Entries with figure data
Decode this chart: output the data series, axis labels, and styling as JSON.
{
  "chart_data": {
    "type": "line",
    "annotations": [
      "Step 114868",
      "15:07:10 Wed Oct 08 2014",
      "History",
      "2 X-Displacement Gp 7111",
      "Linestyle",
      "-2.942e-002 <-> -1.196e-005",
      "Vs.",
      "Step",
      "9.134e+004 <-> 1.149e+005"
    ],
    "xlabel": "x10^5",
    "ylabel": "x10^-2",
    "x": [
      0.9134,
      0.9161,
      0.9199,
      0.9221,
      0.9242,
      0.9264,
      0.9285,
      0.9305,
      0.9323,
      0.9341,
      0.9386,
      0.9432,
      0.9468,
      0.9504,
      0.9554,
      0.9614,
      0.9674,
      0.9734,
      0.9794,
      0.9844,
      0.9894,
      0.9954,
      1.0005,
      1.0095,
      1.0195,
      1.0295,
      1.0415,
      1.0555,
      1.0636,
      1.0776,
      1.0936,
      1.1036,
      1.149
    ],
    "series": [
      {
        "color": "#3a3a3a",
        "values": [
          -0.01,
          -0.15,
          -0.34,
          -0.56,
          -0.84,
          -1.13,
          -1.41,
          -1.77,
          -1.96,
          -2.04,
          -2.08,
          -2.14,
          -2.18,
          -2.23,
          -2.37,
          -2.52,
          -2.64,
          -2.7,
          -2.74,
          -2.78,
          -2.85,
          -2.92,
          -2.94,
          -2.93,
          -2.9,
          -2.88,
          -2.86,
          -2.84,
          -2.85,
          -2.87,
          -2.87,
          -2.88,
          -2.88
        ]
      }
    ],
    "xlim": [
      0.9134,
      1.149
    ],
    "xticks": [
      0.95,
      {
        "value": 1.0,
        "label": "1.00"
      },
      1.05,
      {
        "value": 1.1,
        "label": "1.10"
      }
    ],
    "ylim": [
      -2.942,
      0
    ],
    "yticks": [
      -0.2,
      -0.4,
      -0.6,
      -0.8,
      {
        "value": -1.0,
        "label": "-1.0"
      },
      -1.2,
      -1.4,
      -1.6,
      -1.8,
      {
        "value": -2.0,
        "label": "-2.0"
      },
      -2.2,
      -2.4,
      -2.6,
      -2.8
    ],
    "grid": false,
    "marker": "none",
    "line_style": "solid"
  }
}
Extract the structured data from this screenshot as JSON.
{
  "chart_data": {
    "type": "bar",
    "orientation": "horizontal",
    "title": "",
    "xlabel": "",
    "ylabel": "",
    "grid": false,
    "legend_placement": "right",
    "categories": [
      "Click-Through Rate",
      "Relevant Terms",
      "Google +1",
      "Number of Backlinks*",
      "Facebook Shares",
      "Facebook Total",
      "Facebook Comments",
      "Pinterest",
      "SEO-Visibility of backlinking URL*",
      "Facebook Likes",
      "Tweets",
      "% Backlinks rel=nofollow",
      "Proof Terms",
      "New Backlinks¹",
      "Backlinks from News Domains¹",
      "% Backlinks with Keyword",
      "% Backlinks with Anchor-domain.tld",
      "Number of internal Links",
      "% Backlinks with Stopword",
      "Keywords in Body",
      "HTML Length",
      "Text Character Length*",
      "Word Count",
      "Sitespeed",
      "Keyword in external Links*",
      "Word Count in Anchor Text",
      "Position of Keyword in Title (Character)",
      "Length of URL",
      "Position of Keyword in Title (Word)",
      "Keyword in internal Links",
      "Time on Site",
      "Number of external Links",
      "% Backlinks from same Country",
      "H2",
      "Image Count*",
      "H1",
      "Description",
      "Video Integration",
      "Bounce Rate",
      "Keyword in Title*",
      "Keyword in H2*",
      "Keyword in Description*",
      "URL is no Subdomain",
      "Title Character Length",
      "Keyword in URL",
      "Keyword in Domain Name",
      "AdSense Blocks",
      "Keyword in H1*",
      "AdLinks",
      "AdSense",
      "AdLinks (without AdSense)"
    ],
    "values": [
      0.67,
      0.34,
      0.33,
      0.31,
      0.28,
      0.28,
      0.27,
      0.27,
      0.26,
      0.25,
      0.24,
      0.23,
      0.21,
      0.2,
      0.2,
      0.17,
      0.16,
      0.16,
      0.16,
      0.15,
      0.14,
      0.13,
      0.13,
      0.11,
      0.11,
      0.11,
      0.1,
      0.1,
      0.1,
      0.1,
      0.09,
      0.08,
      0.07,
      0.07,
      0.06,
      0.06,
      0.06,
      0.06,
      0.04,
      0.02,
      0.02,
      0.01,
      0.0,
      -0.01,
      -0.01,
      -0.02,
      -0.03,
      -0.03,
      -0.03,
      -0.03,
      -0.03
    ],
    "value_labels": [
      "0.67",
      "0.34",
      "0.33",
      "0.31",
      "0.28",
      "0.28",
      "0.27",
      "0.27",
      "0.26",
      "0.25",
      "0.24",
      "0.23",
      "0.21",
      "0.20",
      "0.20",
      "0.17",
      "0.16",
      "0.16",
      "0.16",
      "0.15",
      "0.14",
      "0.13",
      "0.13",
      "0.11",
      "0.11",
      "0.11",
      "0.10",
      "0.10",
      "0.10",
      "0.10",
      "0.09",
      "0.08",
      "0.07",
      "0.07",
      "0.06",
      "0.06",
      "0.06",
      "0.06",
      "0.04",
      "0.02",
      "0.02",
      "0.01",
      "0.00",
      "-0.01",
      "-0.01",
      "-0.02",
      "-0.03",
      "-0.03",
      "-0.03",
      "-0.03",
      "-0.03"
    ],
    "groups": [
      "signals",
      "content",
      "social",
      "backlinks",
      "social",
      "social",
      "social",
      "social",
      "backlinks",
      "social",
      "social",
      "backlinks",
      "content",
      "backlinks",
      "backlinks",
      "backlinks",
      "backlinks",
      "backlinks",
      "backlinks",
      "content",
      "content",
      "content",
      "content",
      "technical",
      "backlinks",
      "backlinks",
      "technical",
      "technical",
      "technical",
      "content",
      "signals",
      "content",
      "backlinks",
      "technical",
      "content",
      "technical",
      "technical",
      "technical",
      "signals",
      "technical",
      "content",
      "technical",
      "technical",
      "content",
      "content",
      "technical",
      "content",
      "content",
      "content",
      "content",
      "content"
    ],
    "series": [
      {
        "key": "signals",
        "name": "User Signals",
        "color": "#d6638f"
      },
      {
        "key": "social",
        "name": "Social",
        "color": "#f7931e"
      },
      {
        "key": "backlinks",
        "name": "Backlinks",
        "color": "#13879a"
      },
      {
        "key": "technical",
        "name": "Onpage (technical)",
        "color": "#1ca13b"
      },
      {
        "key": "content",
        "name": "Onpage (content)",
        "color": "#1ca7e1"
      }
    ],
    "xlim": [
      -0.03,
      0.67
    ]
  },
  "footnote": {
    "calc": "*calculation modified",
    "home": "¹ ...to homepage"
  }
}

- [REQUIREMENTS]: Retype the whole listing, matching it exactly.

- [EXPECTED OUTPUT]:
Decode this chart: output the data series, axis labels, and styling as JSON.
{
  "chart_data": {
    "type": "line",
    "annotations": [
      "Step 114868",
      "15:07:10 Wed Oct 08 2014",
      "History",
      "2 X-Displacement Gp 7111",
      "Linestyle",
      "-2.942e-002 <-> -1.196e-005",
      "Vs.",
      "Step",
      "9.134e+004 <-> 1.149e+005"
    ],
    "xlabel": "x10^5",
    "ylabel": "x10^-2",
    "x": [
      0.9134,
      0.9161,
      0.9199,
      0.9221,
      0.9242,
      0.9264,
      0.9285,
      0.9305,
      0.9323,
      0.9341,
      0.9386,
      0.9432,
      0.9468,
      0.9504,
      0.9554,
      0.9614,
      0.9674,
      0.9734,
      0.9794,
      0.9844,
      0.9894,
      0.9954,
      1.0005,
      1.0095,
      1.0195,
      1.0295,
      1.0415,
      1.0555,
      1.0636,
      1.0776,
      1.0936,
      1.1036,
      1.149
    ],
    "series": [
      {
        "color": "#3a3a3a",
        "values": [
          -0.01,
          -0.15,
          -0.34,
          -0.56,
          -0.84,
          -1.13,
          -1.41,
          -1.77,
          -1.96,
          -2.04,
          -2.08,
          -2.14,
          -2.18,
          -2.23,
          -2.37,
          -2.52,
          -2.64,
          -2.7,
          -2.74,
          -2.78,
          -2.85,
          -2.92,
          -2.94,
          -2.93,
          -2.9,
          -2.88,
          -2.86,
          -2.84,
          -2.85,
          -2.87,
          -2.87,
          -2.88,
          -2.88
        ]
      }
    ],
    "xlim": [
      0.9134,
      1.149
    ],
    "xticks": [
      0.95,
      {
        "value": 1.0,
        "label": "1.00"
      },
      1.05,
      {
        "value": 1.1,
        "label": "1.10"
      }
    ],
    "ylim": [
      -2.942,
      0
    ],
    "yticks": [
      -0.2,
      -0.4,
      -0.6,
      -0.8,
      {
        "value": -1.0,
        "label": "-1.0"
      },
      -1.2,
      -1.4,
      -1.6,
      -1.8,
      {
        "value": -2.0,
        "label": "-2.0"
      },
      -2.2,
      -2.4,
      -2.6,
      -2.8
    ],
    "grid": false,
    "marker": "none",
    "line_style": "solid"
  }
}
Extract the structured data from this screenshot as JSON.
{
  "chart_data": {
    "type": "bar",
    "orientation": "horizontal",
    "title": "",
    "xlabel": "",
    "ylabel": "",
    "grid": false,
    "legend_placement": "right",
    "categories": [
      "Click-Through Rate",
      "Relevant Terms",
      "Google +1",
      "Number of Backlinks*",
      "Facebook Shares",
      "Facebook Total",
      "Facebook Comments",
      "Pinterest",
      "SEO-Visibility of backlinking URL*",
      "Facebook Likes",
      "Tweets",
      "% Backlinks rel=nofollow",
      "Proof Terms",
      "New Backlinks¹",
      "Backlinks from News Domains¹",
      "% Backlinks with Keyword",
      "% Backlinks with Anchor-domain.tld",
      "Number of internal Links",
      "% Backlinks with Stopword",
      "Keywords in Body",
      "HTML Length",
      "Text Character Length*",
      "Word Count",
      "Sitespeed",
      "Keyword in external Links*",
      "Word Count in Anchor Text",
      "Position of Keyword in Title (Character)",
      "Length of URL",
      "Position of Keyword in Title (Word)",
      "Keyword in internal Links",
      "Time on Site",
      "Number of external Links",
      "% Backlinks from same Country",
      "H2",
      "Image Count*",
      "H1",
      "Description",
      "Video Integration",
      "Bounce Rate",
      "Keyword in Title*",
      "Keyword in H2*",
      "Keyword in Description*",
      "URL is no Subdomain",
      "Title Character Length",
      "Keyword in URL",
      "Keyword in Domain Name",
      "AdSense Blocks",
      "Keyword in H1*",
      "AdLinks",
      "AdSense",
      "AdLinks (without AdSense)"
    ],
    "values": [
      0.67,
      0.34,
      0.33,
      0.31,
      0.28,
      0.28,
      0.27,
      0.27,
      0.26,
      0.25,
      0.24,
      0.23,
      0.21,
      0.2,
      0.2,
      0.17,
      0.16,
      0.16,
      0.16,
      0.15,
      0.14,
      0.13,
      0.13,
      0.11,
      0.11,
      0.11,
      0.1,
      0.1,
      0.1,
      0.1,
      0.09,
      0.08,
      0.07,
      0.07,
      0.06,
      0.06,
      0.06,
      0.06,
      0.04,
      0.02,
      0.02,
      0.01,
      0.0,
      -0.01,
      -0.01,
      -0.02,
      -0.03,
      -0.03,
      -0.03,
      -0.03,
      -0.03
    ],
    "value_labels": [
      "0.67",
      "0.34",
      "0.33",
      "0.31",
      "0.28",
      "0.28",
      "0.27",
      "0.27",
      "0.26",
      "0.25",
      "0.24",
      "0.23",
      "0.21",
      "0.20",
      "0.20",
      "0.17",
      "0.16",
      "0.16",
      "0.16",
      "0.15",
      "0.14",
      "0.13",
      "0.13",
      "0.11",
      "0.11",
      "0.11",
      "0.10",
      "0.10",
      "0.10",
      "0.10",
      "0.09",
      "0.08",
      "0.07",
      "0.07",
      "0.06",
      "0.06",
      "0.06",
      "0.06",
      "0.04",
      "0.02",
      "0.02",
      "0.01",
      "0.00",
      "-0.01",
      "-0.01",
      "-0.02",
      "-0.03",
      "-0.03",
      "-0.03",
      "-0.03",
      "-0.03"
    ],
    "groups": [
      "signals",
      "content",
      "social",
      "backlinks",
      "social",
      "social",
      "social",
      "social",
      "backlinks",
      "social",
      "social",
      "backlinks",
      "content",
      "backlinks",
      "backlinks",
      "backlinks",
      "backlinks",
      "backlinks",
      "backlinks",
      "content",
      "content",
      "content",
      "content",
      "technical",
      "backlinks",
      "backlinks",
      "technical",
      "technical",
      "technical",
      "content",
      "signals",
      "content",
      "backlinks",
      "technical",
      "content",
      "technical",
      "technical",
      "technical",
      "signals",
      "technical",
      "content",
      "technical",
      "technical",
      "content",
      "content",
      "technical",
      "content",
      "content",
      "content",
      "content",
      "content"
    ],
    "series": [
      {
        "key": "signals",
        "name": "User Signals",
        "color": "#d6638f"
      },
      {
        "key": "social",
        "name": "Social",
        "color": "#f7931e"
      },
      {
        "key": "backlinks",
        "name": "Backlinks",
        "color": "#13879a"
      },
      {
        "key": "technical",
        "name": "Onpage (technical)",
        "color": "#1ca13b"
      },
      {
        "key": "content",
        "name": "Onpage (content)",
        "color": "#1ca7e1"
      }
    ],
    "xlim": [
      -0.03,
      0.67
    ]
  },
  "footnote": {
    "calc": "*calculation modified",
    "home": "¹ ...to homepage"
  }
}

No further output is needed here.